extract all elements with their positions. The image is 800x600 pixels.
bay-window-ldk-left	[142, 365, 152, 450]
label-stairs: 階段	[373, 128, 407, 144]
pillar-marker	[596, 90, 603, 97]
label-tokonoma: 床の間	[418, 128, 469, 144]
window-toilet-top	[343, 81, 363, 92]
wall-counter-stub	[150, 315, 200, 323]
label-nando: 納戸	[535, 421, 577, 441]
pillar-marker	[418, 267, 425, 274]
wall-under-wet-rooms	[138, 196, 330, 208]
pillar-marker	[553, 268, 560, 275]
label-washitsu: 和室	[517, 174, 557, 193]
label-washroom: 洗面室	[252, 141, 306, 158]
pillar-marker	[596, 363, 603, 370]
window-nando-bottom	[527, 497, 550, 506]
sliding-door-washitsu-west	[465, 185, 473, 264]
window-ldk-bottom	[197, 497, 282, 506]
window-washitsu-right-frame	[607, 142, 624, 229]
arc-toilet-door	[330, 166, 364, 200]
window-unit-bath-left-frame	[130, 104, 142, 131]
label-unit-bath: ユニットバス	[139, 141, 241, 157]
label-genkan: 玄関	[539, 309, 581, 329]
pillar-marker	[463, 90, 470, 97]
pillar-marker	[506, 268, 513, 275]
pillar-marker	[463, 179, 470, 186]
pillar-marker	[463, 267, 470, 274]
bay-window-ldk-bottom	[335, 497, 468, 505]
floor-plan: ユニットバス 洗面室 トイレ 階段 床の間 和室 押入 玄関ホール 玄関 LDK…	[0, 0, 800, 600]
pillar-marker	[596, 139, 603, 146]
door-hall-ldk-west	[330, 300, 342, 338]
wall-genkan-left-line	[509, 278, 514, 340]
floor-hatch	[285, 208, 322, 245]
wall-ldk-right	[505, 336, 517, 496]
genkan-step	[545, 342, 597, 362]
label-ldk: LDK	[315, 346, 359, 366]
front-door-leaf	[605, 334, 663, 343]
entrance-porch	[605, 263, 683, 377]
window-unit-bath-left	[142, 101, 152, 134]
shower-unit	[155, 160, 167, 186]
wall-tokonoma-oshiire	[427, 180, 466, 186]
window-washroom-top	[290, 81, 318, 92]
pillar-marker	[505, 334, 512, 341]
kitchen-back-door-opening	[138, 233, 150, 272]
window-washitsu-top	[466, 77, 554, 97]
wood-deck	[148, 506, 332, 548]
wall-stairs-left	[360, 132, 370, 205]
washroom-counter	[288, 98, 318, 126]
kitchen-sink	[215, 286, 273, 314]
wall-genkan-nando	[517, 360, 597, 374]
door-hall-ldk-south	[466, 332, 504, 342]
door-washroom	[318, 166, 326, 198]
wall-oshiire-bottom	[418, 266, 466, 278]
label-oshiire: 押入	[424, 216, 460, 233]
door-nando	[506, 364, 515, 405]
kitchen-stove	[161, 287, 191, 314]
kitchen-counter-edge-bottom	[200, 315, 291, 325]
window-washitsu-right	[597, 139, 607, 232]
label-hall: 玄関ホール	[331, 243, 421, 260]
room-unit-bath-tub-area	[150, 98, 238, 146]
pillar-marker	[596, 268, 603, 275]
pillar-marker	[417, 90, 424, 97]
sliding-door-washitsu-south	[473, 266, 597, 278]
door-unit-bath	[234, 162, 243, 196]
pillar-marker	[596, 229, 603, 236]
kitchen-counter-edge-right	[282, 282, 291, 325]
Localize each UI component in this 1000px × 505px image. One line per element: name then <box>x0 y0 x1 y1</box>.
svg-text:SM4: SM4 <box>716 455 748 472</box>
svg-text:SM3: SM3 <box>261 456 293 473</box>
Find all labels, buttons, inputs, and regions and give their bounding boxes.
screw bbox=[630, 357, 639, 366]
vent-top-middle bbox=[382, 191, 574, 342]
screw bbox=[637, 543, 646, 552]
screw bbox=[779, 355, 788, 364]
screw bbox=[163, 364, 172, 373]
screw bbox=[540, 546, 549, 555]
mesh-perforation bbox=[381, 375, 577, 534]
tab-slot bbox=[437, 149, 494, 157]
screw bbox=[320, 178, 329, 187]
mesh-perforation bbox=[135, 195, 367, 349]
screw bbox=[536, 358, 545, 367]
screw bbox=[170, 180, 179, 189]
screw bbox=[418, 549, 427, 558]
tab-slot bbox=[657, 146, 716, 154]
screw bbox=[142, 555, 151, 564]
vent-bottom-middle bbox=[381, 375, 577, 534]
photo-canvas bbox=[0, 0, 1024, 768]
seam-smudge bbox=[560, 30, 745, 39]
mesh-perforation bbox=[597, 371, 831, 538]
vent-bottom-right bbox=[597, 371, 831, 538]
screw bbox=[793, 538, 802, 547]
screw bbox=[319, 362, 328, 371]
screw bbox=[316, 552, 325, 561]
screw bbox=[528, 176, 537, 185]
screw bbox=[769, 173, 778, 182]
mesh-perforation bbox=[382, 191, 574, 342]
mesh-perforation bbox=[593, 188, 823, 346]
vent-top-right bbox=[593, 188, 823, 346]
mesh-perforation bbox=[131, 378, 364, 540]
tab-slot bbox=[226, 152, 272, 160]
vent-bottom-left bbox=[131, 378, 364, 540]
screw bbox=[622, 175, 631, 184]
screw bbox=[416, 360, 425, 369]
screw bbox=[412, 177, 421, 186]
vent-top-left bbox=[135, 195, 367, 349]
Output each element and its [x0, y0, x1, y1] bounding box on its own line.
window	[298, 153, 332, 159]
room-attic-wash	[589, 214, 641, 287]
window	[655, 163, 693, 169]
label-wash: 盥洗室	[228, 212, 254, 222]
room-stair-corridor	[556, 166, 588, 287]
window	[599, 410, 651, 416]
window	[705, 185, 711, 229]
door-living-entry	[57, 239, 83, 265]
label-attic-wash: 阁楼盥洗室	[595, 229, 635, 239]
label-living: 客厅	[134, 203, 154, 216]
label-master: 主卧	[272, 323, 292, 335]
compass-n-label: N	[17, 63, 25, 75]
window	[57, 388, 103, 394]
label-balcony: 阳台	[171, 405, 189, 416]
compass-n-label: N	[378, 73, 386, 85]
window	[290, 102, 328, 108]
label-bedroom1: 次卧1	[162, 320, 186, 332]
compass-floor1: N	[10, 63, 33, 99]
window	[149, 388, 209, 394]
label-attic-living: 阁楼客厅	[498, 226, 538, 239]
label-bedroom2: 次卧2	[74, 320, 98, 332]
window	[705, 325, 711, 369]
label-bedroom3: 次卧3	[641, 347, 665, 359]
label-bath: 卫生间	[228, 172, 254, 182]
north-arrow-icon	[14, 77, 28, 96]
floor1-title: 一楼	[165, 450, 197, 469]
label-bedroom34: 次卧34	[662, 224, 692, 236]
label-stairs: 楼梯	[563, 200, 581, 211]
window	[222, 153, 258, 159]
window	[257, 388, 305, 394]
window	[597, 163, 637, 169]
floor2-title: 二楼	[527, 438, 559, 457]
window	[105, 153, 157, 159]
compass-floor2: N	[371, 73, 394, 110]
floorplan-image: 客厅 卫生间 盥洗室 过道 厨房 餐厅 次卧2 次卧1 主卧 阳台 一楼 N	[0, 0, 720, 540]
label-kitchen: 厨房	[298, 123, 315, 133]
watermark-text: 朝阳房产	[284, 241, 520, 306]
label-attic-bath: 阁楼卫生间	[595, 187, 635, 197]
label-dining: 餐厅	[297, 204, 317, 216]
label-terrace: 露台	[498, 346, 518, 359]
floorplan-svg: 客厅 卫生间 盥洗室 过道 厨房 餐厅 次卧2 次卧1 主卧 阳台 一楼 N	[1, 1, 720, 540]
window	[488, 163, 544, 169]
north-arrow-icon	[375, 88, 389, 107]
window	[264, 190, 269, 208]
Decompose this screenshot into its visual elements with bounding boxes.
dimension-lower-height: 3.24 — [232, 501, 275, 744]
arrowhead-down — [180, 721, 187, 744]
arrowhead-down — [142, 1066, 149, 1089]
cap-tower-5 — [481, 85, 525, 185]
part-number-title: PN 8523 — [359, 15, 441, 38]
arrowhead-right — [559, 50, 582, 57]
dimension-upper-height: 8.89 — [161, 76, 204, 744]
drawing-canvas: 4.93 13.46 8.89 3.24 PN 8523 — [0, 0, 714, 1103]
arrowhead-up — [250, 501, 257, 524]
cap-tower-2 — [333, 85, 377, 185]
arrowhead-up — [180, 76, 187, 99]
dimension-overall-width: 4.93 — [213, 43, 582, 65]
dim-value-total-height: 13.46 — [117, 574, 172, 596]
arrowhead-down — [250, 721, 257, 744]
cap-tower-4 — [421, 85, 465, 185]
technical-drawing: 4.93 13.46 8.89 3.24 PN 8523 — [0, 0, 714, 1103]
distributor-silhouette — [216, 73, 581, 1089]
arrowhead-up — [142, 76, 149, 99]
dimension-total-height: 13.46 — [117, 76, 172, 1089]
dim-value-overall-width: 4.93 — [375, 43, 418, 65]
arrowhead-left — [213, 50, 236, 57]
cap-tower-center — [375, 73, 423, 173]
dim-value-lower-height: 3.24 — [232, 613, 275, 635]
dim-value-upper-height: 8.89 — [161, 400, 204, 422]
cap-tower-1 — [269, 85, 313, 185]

########################################

Could you rewrite the records from the start through the line with "286, 273, 314]", substituting "post-marker" for every "pillar-marker" and leaving everything else unchanged?

extract all elements with their positions. The image is 800x600 pixels.
bay-window-ldk-left	[142, 365, 152, 450]
label-stairs: 階段	[373, 128, 407, 144]
post-marker	[596, 90, 603, 97]
label-tokonoma: 床の間	[418, 128, 469, 144]
window-toilet-top	[343, 81, 363, 92]
wall-counter-stub	[150, 315, 200, 323]
label-nando: 納戸	[535, 421, 577, 441]
post-marker	[418, 267, 425, 274]
wall-under-wet-rooms	[138, 196, 330, 208]
post-marker	[553, 268, 560, 275]
label-washitsu: 和室	[517, 174, 557, 193]
label-washroom: 洗面室	[252, 141, 306, 158]
post-marker	[596, 363, 603, 370]
window-nando-bottom	[527, 497, 550, 506]
sliding-door-washitsu-west	[465, 185, 473, 264]
window-ldk-bottom	[197, 497, 282, 506]
window-washitsu-right-frame	[607, 142, 624, 229]
arc-toilet-door	[330, 166, 364, 200]
window-unit-bath-left-frame	[130, 104, 142, 131]
label-unit-bath: ユニットバス	[139, 141, 241, 157]
label-genkan: 玄関	[539, 309, 581, 329]
post-marker	[463, 90, 470, 97]
post-marker	[506, 268, 513, 275]
post-marker	[463, 179, 470, 186]
post-marker	[463, 267, 470, 274]
bay-window-ldk-bottom	[335, 497, 468, 505]
floor-plan: ユニットバス 洗面室 トイレ 階段 床の間 和室 押入 玄関ホール 玄関 LDK…	[0, 0, 800, 600]
post-marker	[596, 139, 603, 146]
door-hall-ldk-west	[330, 300, 342, 338]
wall-genkan-left-line	[509, 278, 514, 340]
floor-hatch	[285, 208, 322, 245]
wall-ldk-right	[505, 336, 517, 496]
genkan-step	[545, 342, 597, 362]
label-ldk: LDK	[315, 346, 359, 366]
front-door-leaf	[605, 334, 663, 343]
entrance-porch	[605, 263, 683, 377]
window-unit-bath-left	[142, 101, 152, 134]
shower-unit	[155, 160, 167, 186]
wall-tokonoma-oshiire	[427, 180, 466, 186]
window-washroom-top	[290, 81, 318, 92]
post-marker	[505, 334, 512, 341]
kitchen-back-door-opening	[138, 233, 150, 272]
window-washitsu-top	[466, 77, 554, 97]
wood-deck	[148, 506, 332, 548]
wall-stairs-left	[360, 132, 370, 205]
washroom-counter	[288, 98, 318, 126]
kitchen-sink	[215, 286, 273, 314]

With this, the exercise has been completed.